== Prompt ==
Go through the lines below. Copy those with "відповідь".

== Exercise materials ==
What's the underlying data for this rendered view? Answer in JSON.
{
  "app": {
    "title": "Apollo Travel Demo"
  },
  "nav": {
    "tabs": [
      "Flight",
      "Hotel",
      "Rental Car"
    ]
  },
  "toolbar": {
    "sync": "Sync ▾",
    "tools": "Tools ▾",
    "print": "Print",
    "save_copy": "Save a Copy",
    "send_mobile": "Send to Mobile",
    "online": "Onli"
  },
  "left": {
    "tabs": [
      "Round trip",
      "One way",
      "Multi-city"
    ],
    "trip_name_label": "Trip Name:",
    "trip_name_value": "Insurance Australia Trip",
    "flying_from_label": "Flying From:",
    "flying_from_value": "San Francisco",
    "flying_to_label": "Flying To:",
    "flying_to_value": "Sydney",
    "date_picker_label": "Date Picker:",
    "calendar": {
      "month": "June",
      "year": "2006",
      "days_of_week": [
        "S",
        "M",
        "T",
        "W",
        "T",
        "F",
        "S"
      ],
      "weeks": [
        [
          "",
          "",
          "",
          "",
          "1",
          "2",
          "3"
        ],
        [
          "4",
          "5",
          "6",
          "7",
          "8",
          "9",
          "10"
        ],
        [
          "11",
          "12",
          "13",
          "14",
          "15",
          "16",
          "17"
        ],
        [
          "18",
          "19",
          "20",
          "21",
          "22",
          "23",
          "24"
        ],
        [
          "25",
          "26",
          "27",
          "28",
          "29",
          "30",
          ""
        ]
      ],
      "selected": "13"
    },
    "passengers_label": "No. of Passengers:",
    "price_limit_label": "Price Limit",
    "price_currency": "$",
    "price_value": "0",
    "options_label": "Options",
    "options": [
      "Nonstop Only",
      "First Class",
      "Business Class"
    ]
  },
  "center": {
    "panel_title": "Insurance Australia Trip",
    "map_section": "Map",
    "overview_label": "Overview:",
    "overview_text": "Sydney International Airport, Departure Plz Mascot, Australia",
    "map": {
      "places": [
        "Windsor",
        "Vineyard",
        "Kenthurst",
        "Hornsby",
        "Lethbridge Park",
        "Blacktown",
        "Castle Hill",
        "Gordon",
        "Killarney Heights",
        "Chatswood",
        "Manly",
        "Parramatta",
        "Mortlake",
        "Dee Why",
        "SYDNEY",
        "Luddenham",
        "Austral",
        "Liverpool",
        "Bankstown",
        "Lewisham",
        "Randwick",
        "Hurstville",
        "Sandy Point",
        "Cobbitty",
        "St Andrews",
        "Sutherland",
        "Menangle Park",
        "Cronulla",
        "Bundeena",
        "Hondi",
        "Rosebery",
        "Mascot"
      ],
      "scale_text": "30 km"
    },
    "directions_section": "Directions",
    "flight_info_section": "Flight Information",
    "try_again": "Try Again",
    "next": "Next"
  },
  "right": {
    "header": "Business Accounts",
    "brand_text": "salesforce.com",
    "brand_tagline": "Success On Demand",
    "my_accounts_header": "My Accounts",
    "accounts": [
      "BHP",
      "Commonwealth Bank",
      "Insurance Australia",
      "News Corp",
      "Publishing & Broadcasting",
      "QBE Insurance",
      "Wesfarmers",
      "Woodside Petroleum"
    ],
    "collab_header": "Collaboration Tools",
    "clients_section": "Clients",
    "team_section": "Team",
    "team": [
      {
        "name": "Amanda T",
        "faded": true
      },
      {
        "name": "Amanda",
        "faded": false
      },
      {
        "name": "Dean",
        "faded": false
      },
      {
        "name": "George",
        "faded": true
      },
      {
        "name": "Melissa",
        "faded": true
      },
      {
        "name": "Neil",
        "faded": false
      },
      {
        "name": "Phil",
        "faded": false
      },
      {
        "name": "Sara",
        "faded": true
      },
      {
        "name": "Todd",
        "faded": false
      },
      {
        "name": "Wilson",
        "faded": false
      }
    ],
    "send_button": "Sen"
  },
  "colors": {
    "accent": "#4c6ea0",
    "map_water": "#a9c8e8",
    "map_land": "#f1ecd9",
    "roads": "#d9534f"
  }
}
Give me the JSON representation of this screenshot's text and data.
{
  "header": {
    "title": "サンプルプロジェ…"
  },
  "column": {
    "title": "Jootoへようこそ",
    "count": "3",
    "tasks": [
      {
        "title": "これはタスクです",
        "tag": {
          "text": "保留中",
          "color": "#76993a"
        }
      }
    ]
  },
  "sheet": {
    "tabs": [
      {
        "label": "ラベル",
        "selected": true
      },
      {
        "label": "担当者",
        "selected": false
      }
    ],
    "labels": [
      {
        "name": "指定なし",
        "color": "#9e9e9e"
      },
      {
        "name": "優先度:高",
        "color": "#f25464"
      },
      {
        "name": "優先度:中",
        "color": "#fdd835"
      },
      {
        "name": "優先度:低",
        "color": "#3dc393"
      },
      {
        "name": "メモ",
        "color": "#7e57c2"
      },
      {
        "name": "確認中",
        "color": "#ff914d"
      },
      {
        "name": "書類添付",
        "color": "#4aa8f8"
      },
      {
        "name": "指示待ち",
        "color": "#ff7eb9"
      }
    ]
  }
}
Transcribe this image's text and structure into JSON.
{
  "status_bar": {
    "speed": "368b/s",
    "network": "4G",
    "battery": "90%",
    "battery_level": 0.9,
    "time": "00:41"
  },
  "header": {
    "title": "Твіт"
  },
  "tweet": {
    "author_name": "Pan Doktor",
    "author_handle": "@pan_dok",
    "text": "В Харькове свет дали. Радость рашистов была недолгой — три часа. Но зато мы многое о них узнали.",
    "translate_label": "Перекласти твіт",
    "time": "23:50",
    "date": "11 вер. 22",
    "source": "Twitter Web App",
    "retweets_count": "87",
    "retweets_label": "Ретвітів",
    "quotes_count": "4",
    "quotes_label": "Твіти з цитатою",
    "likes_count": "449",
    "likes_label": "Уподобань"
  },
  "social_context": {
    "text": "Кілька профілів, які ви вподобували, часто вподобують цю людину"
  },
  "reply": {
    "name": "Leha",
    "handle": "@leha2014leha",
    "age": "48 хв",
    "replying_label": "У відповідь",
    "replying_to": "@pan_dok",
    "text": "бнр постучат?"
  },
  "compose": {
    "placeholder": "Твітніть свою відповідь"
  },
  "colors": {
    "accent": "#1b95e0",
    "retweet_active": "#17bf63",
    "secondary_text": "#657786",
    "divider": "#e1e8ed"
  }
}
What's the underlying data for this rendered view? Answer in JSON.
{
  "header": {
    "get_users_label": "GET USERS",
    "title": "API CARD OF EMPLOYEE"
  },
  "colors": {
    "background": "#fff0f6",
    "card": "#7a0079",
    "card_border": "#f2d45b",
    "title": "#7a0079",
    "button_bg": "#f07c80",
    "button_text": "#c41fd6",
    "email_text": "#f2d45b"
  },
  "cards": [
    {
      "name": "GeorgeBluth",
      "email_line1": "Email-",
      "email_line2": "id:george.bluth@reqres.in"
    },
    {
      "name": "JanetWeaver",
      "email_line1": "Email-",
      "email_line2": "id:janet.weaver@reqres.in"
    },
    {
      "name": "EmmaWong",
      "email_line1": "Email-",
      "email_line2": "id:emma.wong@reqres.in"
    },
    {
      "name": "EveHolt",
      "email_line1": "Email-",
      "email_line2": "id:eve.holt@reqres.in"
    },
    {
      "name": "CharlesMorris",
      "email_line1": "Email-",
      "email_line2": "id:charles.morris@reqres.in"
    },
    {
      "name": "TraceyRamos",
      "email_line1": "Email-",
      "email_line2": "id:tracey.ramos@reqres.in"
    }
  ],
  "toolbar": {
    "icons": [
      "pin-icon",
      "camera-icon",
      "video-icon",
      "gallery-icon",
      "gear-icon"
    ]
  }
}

== Result ==
    "replying_label": "У відповідь",
    "placeholder": "Твітніть свою відповідь"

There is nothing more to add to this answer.